Do this ::
Every entry that follows should be repeated exactly; drop the images.

Stored records ::
▼▼▼

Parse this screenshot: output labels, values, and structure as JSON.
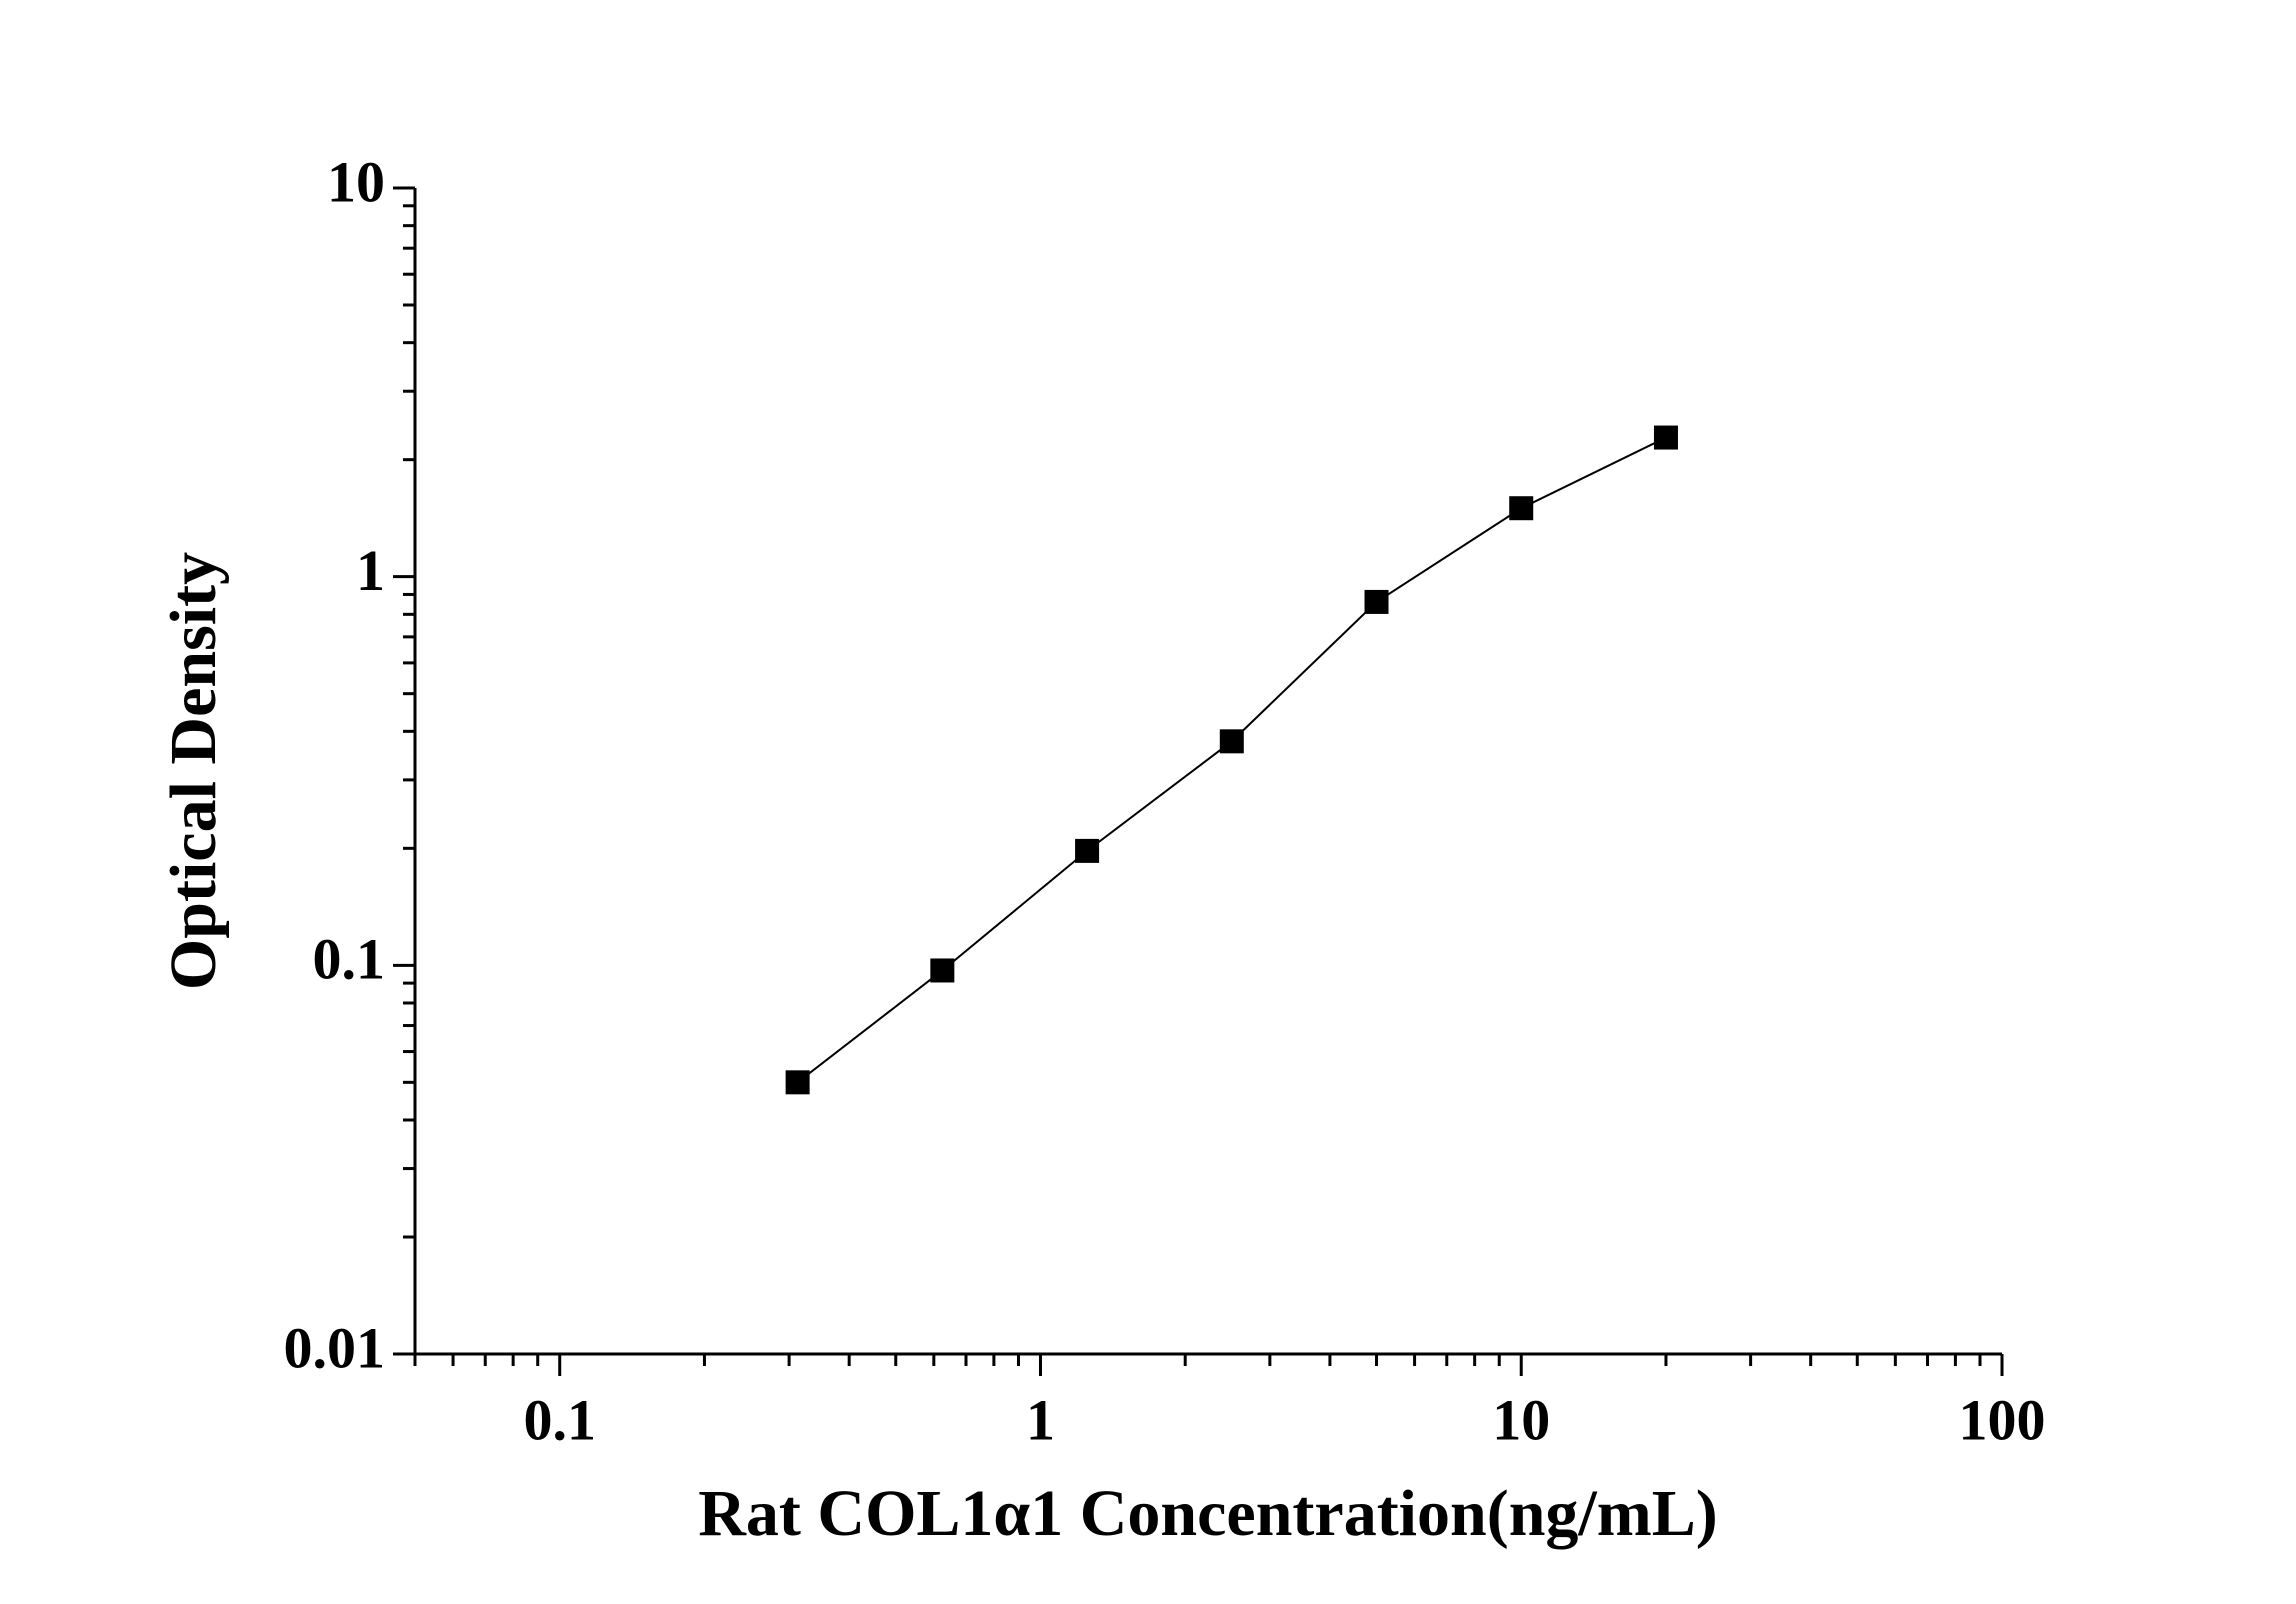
{
  "chart_data": {
    "type": "line",
    "x_label": "Rat COL1α1 Concentration(ng/mL)",
    "y_label": "Optical Density",
    "x": [
      0.3125,
      0.625,
      1.25,
      2.5,
      5,
      10,
      20
    ],
    "series": [
      {
        "color": "#000000",
        "values": [
          0.05,
          0.097,
          0.197,
          0.377,
          0.861,
          1.5,
          2.28
        ]
      }
    ],
    "xlim": [
      0.05,
      100
    ],
    "ylim": [
      0.01,
      10
    ],
    "xticks": [
      0.1,
      1,
      10,
      100
    ],
    "yticks": [
      0.01,
      0.1,
      1,
      10
    ],
    "xscale": "log",
    "yscale": "log",
    "grid": false,
    "marker": "square"
  }
}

▲▲▲

Written answer ::
Parse this screenshot: output labels, values, and structure as JSON.
{
  "chart_data": {
    "type": "line",
    "x_label": "Rat COL1α1 Concentration(ng/mL)",
    "y_label": "Optical Density",
    "x": [
      0.3125,
      0.625,
      1.25,
      2.5,
      5,
      10,
      20
    ],
    "series": [
      {
        "color": "#000000",
        "values": [
          0.05,
          0.097,
          0.197,
          0.377,
          0.861,
          1.5,
          2.28
        ]
      }
    ],
    "xlim": [
      0.05,
      100
    ],
    "ylim": [
      0.01,
      10
    ],
    "xticks": [
      0.1,
      1,
      10,
      100
    ],
    "yticks": [
      0.01,
      0.1,
      1,
      10
    ],
    "xscale": "log",
    "yscale": "log",
    "grid": false,
    "marker": "square"
  }
}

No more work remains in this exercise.